Figure data in JSON:

· · ·

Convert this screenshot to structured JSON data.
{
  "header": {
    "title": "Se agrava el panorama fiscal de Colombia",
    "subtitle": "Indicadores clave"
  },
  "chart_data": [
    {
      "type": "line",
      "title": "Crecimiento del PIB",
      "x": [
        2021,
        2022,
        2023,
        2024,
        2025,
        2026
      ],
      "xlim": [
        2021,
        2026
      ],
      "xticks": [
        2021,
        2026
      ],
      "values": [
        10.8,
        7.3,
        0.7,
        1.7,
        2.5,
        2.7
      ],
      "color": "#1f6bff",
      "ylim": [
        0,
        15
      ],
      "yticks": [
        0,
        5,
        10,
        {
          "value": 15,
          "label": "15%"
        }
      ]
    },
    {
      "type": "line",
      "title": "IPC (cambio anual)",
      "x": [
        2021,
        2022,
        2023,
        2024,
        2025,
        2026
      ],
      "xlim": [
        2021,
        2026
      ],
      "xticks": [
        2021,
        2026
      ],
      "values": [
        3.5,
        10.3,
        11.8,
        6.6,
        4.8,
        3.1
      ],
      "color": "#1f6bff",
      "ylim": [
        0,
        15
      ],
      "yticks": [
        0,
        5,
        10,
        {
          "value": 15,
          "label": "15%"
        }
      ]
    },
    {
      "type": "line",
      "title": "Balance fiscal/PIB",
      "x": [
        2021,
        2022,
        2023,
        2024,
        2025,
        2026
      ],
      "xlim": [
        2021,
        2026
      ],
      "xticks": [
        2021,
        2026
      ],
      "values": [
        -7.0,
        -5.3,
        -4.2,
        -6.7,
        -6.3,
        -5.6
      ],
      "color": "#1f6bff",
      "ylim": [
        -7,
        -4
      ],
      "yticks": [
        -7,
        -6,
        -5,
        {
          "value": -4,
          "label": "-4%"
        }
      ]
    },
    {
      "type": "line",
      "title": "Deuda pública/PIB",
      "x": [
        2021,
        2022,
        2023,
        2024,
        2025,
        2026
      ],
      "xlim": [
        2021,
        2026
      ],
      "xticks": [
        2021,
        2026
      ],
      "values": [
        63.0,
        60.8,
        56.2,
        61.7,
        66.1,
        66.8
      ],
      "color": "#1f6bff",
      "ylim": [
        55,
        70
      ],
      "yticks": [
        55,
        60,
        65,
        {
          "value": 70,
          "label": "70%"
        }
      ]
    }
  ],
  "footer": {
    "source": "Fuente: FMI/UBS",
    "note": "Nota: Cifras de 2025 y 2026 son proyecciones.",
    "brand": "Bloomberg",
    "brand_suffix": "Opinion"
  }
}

· · ·

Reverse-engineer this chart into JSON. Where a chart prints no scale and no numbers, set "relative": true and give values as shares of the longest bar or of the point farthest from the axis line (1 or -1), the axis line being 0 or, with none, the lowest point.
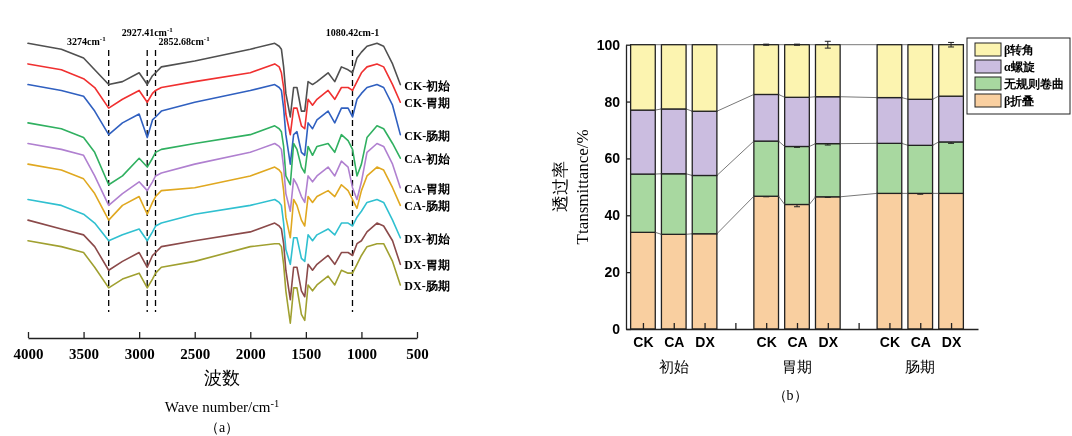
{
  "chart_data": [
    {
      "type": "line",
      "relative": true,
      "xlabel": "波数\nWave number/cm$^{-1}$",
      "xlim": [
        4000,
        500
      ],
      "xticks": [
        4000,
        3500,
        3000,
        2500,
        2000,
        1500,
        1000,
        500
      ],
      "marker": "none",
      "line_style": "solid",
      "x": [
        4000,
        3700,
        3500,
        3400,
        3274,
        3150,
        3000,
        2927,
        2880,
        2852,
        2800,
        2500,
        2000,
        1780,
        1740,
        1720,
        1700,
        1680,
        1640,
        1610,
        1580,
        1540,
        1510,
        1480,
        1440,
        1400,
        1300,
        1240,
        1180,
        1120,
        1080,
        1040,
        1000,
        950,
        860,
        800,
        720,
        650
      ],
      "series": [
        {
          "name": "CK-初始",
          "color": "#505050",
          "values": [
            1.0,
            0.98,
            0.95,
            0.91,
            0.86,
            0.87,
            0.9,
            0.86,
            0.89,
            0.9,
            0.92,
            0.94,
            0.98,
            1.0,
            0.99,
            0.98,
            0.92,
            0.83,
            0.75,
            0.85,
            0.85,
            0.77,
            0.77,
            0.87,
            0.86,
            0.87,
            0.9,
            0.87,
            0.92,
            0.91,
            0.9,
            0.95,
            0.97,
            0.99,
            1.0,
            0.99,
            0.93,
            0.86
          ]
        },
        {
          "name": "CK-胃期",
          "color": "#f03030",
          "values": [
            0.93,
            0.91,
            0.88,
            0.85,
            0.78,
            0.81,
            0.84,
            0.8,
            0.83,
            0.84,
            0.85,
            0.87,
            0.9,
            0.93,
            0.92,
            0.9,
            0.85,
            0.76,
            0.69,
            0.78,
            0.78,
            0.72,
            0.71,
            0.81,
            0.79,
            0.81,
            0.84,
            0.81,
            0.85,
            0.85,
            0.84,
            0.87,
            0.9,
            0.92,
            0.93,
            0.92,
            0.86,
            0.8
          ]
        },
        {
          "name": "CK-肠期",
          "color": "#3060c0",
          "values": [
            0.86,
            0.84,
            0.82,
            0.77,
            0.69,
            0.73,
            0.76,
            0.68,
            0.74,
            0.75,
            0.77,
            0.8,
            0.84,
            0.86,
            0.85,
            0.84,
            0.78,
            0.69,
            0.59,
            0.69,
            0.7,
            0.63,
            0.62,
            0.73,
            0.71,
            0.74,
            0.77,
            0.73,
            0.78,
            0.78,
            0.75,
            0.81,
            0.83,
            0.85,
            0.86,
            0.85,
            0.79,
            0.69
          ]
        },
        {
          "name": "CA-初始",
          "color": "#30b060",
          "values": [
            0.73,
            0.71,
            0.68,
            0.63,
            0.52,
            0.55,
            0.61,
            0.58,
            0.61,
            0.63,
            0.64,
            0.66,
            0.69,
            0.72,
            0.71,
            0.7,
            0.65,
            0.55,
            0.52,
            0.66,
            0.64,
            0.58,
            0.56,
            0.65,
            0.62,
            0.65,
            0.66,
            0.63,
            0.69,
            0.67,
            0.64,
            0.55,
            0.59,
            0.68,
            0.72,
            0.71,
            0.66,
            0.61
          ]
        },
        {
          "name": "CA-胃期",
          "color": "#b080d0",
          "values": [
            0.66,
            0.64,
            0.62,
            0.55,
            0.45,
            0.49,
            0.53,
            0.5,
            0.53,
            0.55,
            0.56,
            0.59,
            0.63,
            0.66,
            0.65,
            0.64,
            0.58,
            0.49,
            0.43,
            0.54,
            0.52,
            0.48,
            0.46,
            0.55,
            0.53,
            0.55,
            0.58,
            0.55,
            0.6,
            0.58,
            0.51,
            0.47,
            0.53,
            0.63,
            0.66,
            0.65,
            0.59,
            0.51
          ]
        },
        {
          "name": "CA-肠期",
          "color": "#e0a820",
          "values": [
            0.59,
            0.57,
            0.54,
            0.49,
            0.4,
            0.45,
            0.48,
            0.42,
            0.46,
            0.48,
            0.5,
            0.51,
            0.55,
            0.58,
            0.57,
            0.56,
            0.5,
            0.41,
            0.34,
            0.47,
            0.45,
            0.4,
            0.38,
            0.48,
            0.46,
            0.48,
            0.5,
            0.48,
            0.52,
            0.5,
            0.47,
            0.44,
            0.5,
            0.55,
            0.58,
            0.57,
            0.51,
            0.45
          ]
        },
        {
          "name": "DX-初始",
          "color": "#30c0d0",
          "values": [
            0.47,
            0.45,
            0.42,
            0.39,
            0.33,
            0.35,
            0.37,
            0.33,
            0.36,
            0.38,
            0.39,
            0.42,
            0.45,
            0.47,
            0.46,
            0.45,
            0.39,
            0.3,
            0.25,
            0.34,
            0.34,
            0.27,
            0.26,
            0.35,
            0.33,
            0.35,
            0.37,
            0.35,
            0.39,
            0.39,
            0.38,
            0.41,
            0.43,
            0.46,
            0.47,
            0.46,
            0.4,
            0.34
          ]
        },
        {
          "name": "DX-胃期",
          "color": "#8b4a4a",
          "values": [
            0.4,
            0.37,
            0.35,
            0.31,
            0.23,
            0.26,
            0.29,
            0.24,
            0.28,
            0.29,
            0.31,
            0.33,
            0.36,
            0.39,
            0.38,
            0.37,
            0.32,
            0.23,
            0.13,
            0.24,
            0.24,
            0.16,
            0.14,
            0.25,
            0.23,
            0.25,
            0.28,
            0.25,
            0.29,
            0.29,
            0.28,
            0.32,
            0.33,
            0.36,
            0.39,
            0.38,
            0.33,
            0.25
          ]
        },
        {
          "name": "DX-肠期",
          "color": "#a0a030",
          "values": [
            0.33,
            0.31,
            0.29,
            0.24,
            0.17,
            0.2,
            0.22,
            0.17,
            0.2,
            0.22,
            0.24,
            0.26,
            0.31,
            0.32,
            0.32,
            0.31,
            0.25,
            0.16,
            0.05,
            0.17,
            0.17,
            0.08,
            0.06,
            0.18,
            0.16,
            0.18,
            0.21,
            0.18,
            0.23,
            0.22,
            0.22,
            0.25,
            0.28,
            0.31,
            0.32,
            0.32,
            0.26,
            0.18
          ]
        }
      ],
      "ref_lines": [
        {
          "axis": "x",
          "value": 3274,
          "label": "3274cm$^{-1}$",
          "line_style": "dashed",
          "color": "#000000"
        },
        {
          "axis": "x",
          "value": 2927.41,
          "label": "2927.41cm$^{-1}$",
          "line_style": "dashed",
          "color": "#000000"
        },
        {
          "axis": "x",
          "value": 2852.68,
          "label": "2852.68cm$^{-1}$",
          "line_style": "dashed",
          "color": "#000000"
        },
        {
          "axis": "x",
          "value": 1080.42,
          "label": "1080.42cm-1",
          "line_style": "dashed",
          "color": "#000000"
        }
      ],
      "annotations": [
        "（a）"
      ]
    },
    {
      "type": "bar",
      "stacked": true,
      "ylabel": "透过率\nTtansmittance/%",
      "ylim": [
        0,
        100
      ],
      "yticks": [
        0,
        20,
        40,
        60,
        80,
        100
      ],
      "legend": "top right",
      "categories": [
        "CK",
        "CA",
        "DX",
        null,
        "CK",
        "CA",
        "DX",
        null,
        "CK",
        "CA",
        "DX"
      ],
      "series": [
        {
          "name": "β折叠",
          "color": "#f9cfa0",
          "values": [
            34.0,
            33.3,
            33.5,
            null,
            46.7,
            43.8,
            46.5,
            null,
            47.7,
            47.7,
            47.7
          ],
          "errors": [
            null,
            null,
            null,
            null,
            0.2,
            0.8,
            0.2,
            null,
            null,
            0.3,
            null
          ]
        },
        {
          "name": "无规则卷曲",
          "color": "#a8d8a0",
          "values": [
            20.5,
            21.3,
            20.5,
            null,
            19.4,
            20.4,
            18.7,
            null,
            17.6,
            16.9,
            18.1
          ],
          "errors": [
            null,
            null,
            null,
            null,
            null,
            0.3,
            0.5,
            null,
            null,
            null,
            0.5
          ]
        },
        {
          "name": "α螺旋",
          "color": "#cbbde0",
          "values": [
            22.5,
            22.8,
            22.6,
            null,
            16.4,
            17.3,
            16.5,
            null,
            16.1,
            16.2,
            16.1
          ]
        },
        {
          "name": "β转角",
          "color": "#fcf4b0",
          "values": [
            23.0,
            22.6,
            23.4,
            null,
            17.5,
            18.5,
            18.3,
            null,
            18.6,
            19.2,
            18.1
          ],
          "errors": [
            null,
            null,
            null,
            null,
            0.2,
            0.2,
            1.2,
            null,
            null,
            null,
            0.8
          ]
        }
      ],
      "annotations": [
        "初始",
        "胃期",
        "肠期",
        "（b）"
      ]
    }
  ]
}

· · ·

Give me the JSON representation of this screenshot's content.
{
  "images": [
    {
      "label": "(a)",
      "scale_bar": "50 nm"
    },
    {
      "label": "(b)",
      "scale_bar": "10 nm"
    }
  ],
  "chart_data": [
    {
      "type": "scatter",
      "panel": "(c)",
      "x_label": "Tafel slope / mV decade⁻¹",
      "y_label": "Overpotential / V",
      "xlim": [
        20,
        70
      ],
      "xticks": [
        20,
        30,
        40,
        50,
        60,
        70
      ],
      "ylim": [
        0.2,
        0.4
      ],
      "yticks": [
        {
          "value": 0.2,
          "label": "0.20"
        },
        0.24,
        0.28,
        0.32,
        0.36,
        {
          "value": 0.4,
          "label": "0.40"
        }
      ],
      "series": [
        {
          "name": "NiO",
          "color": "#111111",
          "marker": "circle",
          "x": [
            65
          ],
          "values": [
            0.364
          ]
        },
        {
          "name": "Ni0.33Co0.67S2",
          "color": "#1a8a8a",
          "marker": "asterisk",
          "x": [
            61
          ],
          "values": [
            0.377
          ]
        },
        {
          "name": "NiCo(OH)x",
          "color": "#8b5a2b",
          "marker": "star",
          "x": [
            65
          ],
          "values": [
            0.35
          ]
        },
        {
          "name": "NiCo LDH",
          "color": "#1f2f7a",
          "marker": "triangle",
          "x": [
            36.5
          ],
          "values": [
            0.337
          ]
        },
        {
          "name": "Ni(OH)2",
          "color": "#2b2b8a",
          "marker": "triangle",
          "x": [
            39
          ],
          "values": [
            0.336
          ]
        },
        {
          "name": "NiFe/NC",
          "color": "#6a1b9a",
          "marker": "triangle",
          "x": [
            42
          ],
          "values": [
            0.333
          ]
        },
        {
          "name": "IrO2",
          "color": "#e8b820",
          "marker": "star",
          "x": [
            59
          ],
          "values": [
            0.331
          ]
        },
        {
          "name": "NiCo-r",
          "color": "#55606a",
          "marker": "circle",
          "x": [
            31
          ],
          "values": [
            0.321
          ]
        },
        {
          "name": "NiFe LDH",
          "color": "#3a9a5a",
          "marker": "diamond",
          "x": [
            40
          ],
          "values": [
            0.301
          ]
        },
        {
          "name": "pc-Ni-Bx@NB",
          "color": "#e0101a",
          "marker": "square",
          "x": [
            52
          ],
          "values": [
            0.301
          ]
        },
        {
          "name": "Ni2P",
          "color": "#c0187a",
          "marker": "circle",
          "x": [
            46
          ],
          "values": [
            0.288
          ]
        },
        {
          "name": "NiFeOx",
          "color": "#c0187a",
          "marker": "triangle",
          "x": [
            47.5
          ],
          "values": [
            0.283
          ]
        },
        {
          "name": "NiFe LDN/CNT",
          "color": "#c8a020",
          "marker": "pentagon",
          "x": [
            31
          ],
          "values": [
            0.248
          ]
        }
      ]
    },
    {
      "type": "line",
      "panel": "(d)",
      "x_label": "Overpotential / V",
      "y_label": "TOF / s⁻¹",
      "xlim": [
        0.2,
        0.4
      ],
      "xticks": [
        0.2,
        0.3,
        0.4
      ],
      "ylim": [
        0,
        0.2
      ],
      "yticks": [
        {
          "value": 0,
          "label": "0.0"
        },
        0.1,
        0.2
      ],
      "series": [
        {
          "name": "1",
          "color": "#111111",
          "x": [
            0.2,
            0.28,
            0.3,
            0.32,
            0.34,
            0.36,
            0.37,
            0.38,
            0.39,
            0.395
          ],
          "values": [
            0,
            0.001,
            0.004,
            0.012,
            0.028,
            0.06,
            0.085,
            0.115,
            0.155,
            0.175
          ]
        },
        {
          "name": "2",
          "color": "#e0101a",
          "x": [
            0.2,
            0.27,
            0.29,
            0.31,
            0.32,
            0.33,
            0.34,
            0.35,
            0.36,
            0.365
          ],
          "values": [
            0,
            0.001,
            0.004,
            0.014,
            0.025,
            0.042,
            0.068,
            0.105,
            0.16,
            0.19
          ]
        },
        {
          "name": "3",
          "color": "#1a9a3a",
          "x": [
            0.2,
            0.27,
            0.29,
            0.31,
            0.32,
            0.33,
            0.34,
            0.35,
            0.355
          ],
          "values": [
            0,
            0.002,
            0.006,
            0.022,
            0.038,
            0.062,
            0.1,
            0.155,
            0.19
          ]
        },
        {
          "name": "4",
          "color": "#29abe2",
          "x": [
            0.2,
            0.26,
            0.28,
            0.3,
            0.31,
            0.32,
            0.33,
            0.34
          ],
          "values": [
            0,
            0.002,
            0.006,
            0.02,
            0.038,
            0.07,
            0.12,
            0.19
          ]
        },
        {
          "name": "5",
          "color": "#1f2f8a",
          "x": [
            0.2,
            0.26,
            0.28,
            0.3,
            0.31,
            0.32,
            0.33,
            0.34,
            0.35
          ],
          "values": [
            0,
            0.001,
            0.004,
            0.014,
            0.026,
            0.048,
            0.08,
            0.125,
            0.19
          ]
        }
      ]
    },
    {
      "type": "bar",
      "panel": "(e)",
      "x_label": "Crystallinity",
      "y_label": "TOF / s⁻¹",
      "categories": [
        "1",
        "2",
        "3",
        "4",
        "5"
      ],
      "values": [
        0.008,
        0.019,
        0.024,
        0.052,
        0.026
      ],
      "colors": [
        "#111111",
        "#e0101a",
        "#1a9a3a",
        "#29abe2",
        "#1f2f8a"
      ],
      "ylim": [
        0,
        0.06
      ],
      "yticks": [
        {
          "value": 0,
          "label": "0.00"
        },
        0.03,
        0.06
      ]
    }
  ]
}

· · ·

Direction: Copy every line that contains the string "this".

Output of the task:
Convert this screenshot to structured JSON data.
Reverse-engineer this chart into JSON. Where a chart prints no scale and no numbers, set "relative": true and give values as shares of the longest bar or of the point farthest from the axis line (1 or -1), the axis line being 0 or, with none, the lowest point.
Give me the JSON representation of this screenshot's content.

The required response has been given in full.